# TASK PROMPT:
Find the string "this" in the listing and report every line that has it.

# ITEMS:
[Start]

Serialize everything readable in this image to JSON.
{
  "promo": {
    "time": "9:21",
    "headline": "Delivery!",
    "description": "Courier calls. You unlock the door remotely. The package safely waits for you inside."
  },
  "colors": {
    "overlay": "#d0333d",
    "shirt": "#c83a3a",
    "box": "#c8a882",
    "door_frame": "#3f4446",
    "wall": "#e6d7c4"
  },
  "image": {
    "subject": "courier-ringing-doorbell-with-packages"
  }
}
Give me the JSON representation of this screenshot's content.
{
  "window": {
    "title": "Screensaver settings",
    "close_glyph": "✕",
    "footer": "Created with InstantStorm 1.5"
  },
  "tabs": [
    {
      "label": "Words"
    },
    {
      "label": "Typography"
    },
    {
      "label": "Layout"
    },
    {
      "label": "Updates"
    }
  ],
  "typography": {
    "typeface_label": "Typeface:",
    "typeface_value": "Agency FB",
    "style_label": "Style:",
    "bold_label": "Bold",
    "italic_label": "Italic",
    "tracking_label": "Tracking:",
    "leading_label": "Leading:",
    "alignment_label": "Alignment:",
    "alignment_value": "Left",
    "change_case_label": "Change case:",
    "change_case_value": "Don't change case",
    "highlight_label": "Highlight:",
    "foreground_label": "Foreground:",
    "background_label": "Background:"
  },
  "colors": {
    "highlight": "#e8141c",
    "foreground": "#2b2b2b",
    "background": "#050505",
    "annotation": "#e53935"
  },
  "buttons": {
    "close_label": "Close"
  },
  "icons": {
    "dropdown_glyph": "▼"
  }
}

[End]

# EXERCISE SOLUTION:
Serialize everything readable in this image to JSON.
Give me the JSON representation of this screenshot's content.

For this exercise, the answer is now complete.